Aim | Quote every line of the data below as it stands, omitting pictures.

Stored rows |
[Start]
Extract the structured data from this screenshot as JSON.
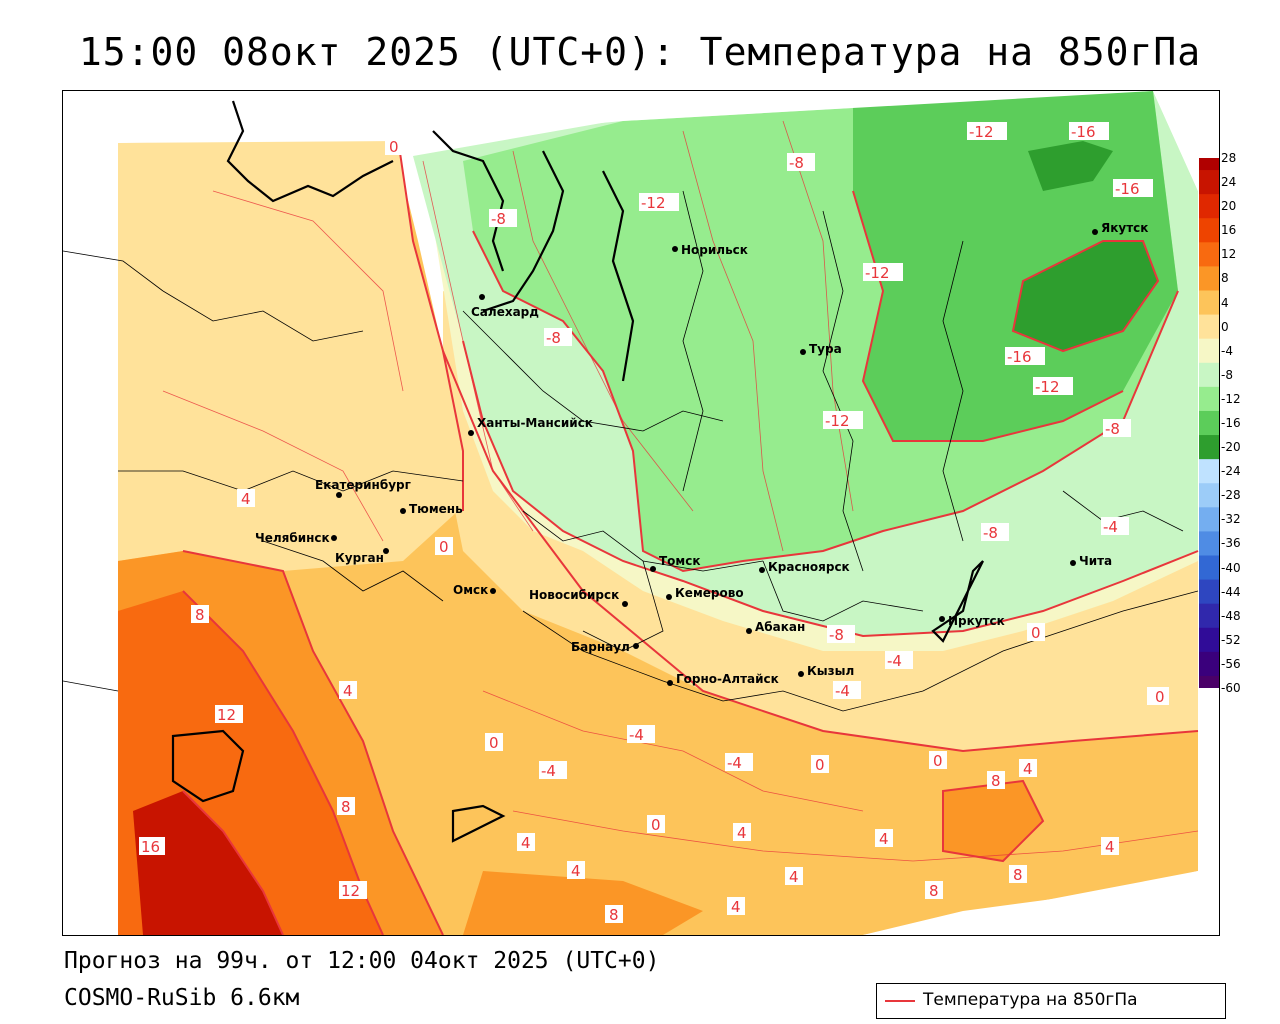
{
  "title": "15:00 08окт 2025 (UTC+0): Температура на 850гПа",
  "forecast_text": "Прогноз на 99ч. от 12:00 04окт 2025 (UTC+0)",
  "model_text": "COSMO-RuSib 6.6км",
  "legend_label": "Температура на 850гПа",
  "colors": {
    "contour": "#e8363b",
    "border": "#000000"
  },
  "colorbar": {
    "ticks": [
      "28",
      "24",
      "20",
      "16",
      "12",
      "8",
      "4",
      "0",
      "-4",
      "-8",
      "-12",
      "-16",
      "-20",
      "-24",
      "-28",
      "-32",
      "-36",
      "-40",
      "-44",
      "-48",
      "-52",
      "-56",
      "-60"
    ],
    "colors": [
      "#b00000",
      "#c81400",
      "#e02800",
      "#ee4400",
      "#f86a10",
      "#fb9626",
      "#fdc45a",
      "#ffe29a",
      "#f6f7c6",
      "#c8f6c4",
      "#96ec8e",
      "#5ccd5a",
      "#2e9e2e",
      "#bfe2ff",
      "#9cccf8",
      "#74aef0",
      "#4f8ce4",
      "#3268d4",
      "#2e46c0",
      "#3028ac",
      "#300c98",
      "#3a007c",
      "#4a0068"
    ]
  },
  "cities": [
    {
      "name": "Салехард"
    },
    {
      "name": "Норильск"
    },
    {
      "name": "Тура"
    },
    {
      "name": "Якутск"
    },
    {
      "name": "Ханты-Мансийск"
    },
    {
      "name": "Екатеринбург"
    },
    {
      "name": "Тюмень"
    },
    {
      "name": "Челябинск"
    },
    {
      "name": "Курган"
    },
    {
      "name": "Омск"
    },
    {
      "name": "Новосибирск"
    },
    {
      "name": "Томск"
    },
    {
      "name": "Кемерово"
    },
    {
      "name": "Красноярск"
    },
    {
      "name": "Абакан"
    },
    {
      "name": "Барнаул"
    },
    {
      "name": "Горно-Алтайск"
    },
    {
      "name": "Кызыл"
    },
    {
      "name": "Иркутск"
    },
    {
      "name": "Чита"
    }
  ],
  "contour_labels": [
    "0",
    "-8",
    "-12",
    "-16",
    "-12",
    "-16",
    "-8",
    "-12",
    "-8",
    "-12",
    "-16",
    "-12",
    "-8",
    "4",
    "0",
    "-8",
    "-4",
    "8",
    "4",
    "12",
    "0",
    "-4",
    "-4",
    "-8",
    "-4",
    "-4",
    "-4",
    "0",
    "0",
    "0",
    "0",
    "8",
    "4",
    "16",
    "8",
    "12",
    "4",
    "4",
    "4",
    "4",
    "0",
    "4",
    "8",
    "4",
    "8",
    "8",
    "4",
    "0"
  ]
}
[End]
Task answer |
Extract the structured data from this screenshot as JSON.
{
  "title": "15:00 08окт 2025 (UTC+0): Температура на 850гПа",
  "forecast_text": "Прогноз на 99ч. от 12:00 04окт 2025 (UTC+0)",
  "model_text": "COSMO-RuSib 6.6км",
  "legend_label": "Температура на 850гПа",
  "colors": {
    "contour": "#e8363b",
    "border": "#000000"
  },
  "colorbar": {
    "ticks": [
      "28",
      "24",
      "20",
      "16",
      "12",
      "8",
      "4",
      "0",
      "-4",
      "-8",
      "-12",
      "-16",
      "-20",
      "-24",
      "-28",
      "-32",
      "-36",
      "-40",
      "-44",
      "-48",
      "-52",
      "-56",
      "-60"
    ],
    "colors": [
      "#b00000",
      "#c81400",
      "#e02800",
      "#ee4400",
      "#f86a10",
      "#fb9626",
      "#fdc45a",
      "#ffe29a",
      "#f6f7c6",
      "#c8f6c4",
      "#96ec8e",
      "#5ccd5a",
      "#2e9e2e",
      "#bfe2ff",
      "#9cccf8",
      "#74aef0",
      "#4f8ce4",
      "#3268d4",
      "#2e46c0",
      "#3028ac",
      "#300c98",
      "#3a007c",
      "#4a0068"
    ]
  },
  "cities": [
    {
      "name": "Салехард"
    },
    {
      "name": "Норильск"
    },
    {
      "name": "Тура"
    },
    {
      "name": "Якутск"
    },
    {
      "name": "Ханты-Мансийск"
    },
    {
      "name": "Екатеринбург"
    },
    {
      "name": "Тюмень"
    },
    {
      "name": "Челябинск"
    },
    {
      "name": "Курган"
    },
    {
      "name": "Омск"
    },
    {
      "name": "Новосибирск"
    },
    {
      "name": "Томск"
    },
    {
      "name": "Кемерово"
    },
    {
      "name": "Красноярск"
    },
    {
      "name": "Абакан"
    },
    {
      "name": "Барнаул"
    },
    {
      "name": "Горно-Алтайск"
    },
    {
      "name": "Кызыл"
    },
    {
      "name": "Иркутск"
    },
    {
      "name": "Чита"
    }
  ],
  "contour_labels": [
    "0",
    "-8",
    "-12",
    "-16",
    "-12",
    "-16",
    "-8",
    "-12",
    "-8",
    "-12",
    "-16",
    "-12",
    "-8",
    "4",
    "0",
    "-8",
    "-4",
    "8",
    "4",
    "12",
    "0",
    "-4",
    "-4",
    "-8",
    "-4",
    "-4",
    "-4",
    "0",
    "0",
    "0",
    "0",
    "8",
    "4",
    "16",
    "8",
    "12",
    "4",
    "4",
    "4",
    "4",
    "0",
    "4",
    "8",
    "4",
    "8",
    "8",
    "4",
    "0"
  ]
}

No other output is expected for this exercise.